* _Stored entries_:
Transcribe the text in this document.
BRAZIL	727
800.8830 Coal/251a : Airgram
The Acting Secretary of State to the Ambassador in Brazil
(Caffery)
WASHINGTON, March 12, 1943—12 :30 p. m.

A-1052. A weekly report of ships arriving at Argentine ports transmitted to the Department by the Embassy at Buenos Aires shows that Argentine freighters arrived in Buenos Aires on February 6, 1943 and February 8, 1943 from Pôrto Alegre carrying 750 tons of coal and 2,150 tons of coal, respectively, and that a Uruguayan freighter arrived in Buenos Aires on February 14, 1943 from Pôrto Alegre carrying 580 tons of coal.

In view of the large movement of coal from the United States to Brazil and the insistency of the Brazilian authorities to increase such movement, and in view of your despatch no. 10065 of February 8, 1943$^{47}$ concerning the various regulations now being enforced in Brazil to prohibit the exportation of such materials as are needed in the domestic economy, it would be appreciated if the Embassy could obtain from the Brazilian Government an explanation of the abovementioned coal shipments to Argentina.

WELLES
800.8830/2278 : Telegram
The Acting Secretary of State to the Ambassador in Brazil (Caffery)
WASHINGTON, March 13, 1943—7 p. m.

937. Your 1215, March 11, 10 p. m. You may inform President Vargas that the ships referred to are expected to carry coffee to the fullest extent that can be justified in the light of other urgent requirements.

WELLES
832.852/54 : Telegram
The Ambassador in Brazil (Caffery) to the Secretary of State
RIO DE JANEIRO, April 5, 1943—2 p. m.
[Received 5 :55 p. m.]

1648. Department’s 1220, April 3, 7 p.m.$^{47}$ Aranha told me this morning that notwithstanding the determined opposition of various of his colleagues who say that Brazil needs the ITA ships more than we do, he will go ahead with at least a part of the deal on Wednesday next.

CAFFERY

* _WHAT YOU ARE ASKED TO DO_: The records above should all be quoted exactly, please.

* _ANSWER TO THIS EXERCISE_:
Transcribe the text in this document.
BRAZIL	727
800.8830 Coal/251a : Airgram
The Acting Secretary of State to the Ambassador in Brazil
(Caffery)
WASHINGTON, March 12, 1943—12 :30 p. m.

A-1052. A weekly report of ships arriving at Argentine ports transmitted to the Department by the Embassy at Buenos Aires shows that Argentine freighters arrived in Buenos Aires on February 6, 1943 and February 8, 1943 from Pôrto Alegre carrying 750 tons of coal and 2,150 tons of coal, respectively, and that a Uruguayan freighter arrived in Buenos Aires on February 14, 1943 from Pôrto Alegre carrying 580 tons of coal.

In view of the large movement of coal from the United States to Brazil and the insistency of the Brazilian authorities to increase such movement, and in view of your despatch no. 10065 of February 8, 1943$^{47}$ concerning the various regulations now being enforced in Brazil to prohibit the exportation of such materials as are needed in the domestic economy, it would be appreciated if the Embassy could obtain from the Brazilian Government an explanation of the abovementioned coal shipments to Argentina.

WELLES
800.8830/2278 : Telegram
The Acting Secretary of State to the Ambassador in Brazil (Caffery)
WASHINGTON, March 13, 1943—7 p. m.

937. Your 1215, March 11, 10 p. m. You may inform President Vargas that the ships referred to are expected to carry coffee to the fullest extent that can be justified in the light of other urgent requirements.

WELLES
832.852/54 : Telegram
The Ambassador in Brazil (Caffery) to the Secretary of State
RIO DE JANEIRO, April 5, 1943—2 p. m.
[Received 5 :55 p. m.]

1648. Department’s 1220, April 3, 7 p.m.$^{47}$ Aranha told me this morning that notwithstanding the determined opposition of various of his colleagues who say that Brazil needs the ITA ships more than we do, he will go ahead with at least a part of the deal on Wednesday next.

CAFFERY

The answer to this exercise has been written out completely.